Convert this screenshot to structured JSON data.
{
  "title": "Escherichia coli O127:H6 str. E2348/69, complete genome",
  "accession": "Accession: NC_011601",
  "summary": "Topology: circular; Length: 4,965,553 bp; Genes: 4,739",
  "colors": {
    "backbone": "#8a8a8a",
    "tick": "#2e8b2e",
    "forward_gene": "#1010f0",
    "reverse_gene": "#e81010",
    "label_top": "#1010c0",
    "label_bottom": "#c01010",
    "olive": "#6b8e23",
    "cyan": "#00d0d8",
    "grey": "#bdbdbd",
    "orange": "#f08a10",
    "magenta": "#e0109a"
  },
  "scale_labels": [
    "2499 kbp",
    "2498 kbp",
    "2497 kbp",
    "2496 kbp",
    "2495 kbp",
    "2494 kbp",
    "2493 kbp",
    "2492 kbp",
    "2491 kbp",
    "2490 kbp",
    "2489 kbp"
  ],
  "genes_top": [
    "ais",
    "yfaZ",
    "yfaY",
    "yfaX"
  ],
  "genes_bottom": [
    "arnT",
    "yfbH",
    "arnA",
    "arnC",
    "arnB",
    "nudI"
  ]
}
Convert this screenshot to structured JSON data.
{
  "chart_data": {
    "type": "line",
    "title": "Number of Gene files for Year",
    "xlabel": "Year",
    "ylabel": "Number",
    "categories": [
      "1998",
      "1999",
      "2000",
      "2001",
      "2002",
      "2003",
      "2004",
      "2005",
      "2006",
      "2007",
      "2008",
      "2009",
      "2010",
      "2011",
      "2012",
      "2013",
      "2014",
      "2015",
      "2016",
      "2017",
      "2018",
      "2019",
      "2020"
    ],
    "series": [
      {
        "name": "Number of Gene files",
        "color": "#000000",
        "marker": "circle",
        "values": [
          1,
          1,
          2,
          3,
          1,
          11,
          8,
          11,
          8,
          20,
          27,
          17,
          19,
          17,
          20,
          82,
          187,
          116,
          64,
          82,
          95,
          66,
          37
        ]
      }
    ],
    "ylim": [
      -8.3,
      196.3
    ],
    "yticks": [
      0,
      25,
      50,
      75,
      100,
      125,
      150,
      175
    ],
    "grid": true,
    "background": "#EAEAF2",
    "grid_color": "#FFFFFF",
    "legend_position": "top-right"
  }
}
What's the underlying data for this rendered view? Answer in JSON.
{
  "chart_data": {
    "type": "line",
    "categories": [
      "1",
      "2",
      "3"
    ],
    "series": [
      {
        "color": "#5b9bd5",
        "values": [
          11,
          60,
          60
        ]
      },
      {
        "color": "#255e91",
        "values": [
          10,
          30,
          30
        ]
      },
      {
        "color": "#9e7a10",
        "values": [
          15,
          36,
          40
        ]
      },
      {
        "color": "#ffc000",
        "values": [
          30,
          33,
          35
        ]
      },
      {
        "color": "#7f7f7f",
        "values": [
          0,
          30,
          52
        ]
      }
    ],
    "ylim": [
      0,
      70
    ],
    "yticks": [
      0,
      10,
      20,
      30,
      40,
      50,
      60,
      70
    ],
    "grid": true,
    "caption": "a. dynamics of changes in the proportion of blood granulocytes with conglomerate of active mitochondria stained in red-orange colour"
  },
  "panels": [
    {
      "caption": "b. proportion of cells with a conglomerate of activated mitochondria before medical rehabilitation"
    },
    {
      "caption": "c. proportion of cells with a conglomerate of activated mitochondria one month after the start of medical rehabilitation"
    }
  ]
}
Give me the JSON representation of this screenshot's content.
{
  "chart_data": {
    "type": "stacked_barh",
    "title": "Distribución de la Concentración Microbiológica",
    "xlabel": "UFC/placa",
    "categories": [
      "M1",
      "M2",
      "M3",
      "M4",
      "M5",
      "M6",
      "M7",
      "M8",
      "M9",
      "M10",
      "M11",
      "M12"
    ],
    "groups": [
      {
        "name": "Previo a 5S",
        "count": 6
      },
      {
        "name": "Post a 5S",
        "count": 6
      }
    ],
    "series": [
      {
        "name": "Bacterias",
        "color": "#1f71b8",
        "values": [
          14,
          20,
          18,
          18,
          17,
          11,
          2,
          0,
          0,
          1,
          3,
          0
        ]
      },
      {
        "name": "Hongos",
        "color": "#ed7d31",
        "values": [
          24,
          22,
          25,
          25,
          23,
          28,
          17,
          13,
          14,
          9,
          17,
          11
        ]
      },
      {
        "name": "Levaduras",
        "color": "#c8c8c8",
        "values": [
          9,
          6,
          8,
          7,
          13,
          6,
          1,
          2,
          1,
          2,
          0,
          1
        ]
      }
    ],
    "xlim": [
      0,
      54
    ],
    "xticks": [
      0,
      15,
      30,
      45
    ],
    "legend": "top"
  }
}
========================================================================
Could you write out all of the entries precisely as they stand?

YOUR RESPONSE
Convert this screenshot to structured JSON data.
{
  "title": "Escherichia coli O127:H6 str. E2348/69, complete genome",
  "accession": "Accession: NC_011601",
  "summary": "Topology: circular; Length: 4,965,553 bp; Genes: 4,739",
  "colors": {
    "backbone": "#8a8a8a",
    "tick": "#2e8b2e",
    "forward_gene": "#1010f0",
    "reverse_gene": "#e81010",
    "label_top": "#1010c0",
    "label_bottom": "#c01010",
    "olive": "#6b8e23",
    "cyan": "#00d0d8",
    "grey": "#bdbdbd",
    "orange": "#f08a10",
    "magenta": "#e0109a"
  },
  "scale_labels": [
    "2499 kbp",
    "2498 kbp",
    "2497 kbp",
    "2496 kbp",
    "2495 kbp",
    "2494 kbp",
    "2493 kbp",
    "2492 kbp",
    "2491 kbp",
    "2490 kbp",
    "2489 kbp"
  ],
  "genes_top": [
    "ais",
    "yfaZ",
    "yfaY",
    "yfaX"
  ],
  "genes_bottom": [
    "arnT",
    "yfbH",
    "arnA",
    "arnC",
    "arnB",
    "nudI"
  ]
}
Convert this screenshot to structured JSON data.
{
  "chart_data": {
    "type": "line",
    "title": "Number of Gene files for Year",
    "xlabel": "Year",
    "ylabel": "Number",
    "categories": [
      "1998",
      "1999",
      "2000",
      "2001",
      "2002",
      "2003",
      "2004",
      "2005",
      "2006",
      "2007",
      "2008",
      "2009",
      "2010",
      "2011",
      "2012",
      "2013",
      "2014",
      "2015",
      "2016",
      "2017",
      "2018",
      "2019",
      "2020"
    ],
    "series": [
      {
        "name": "Number of Gene files",
        "color": "#000000",
        "marker": "circle",
        "values": [
          1,
          1,
          2,
          3,
          1,
          11,
          8,
          11,
          8,
          20,
          27,
          17,
          19,
          17,
          20,
          82,
          187,
          116,
          64,
          82,
          95,
          66,
          37
        ]
      }
    ],
    "ylim": [
      -8.3,
      196.3
    ],
    "yticks": [
      0,
      25,
      50,
      75,
      100,
      125,
      150,
      175
    ],
    "grid": true,
    "background": "#EAEAF2",
    "grid_color": "#FFFFFF",
    "legend_position": "top-right"
  }
}
What's the underlying data for this rendered view? Answer in JSON.
{
  "chart_data": {
    "type": "line",
    "categories": [
      "1",
      "2",
      "3"
    ],
    "series": [
      {
        "color": "#5b9bd5",
        "values": [
          11,
          60,
          60
        ]
      },
      {
        "color": "#255e91",
        "values": [
          10,
          30,
          30
        ]
      },
      {
        "color": "#9e7a10",
        "values": [
          15,
          36,
          40
        ]
      },
      {
        "color": "#ffc000",
        "values": [
          30,
          33,
          35
        ]
      },
      {
        "color": "#7f7f7f",
        "values": [
          0,
          30,
          52
        ]
      }
    ],
    "ylim": [
      0,
      70
    ],
    "yticks": [
      0,
      10,
      20,
      30,
      40,
      50,
      60,
      70
    ],
    "grid": true,
    "caption": "a. dynamics of changes in the proportion of blood granulocytes with conglomerate of active mitochondria stained in red-orange colour"
  },
  "panels": [
    {
      "caption": "b. proportion of cells with a conglomerate of activated mitochondria before medical rehabilitation"
    },
    {
      "caption": "c. proportion of cells with a conglomerate of activated mitochondria one month after the start of medical rehabilitation"
    }
  ]
}
Give me the JSON representation of this screenshot's content.
{
  "chart_data": {
    "type": "stacked_barh",
    "title": "Distribución de la Concentración Microbiológica",
    "xlabel": "UFC/placa",
    "categories": [
      "M1",
      "M2",
      "M3",
      "M4",
      "M5",
      "M6",
      "M7",
      "M8",
      "M9",
      "M10",
      "M11",
      "M12"
    ],
    "groups": [
      {
        "name": "Previo a 5S",
        "count": 6
      },
      {
        "name": "Post a 5S",
        "count": 6
      }
    ],
    "series": [
      {
        "name": "Bacterias",
        "color": "#1f71b8",
        "values": [
          14,
          20,
          18,
          18,
          17,
          11,
          2,
          0,
          0,
          1,
          3,
          0
        ]
      },
      {
        "name": "Hongos",
        "color": "#ed7d31",
        "values": [
          24,
          22,
          25,
          25,
          23,
          28,
          17,
          13,
          14,
          9,
          17,
          11
        ]
      },
      {
        "name": "Levaduras",
        "color": "#c8c8c8",
        "values": [
          9,
          6,
          8,
          7,
          13,
          6,
          1,
          2,
          1,
          2,
          0,
          1
        ]
      }
    ],
    "xlim": [
      0,
      54
    ],
    "xticks": [
      0,
      15,
      30,
      45
    ],
    "legend": "top"
  }
}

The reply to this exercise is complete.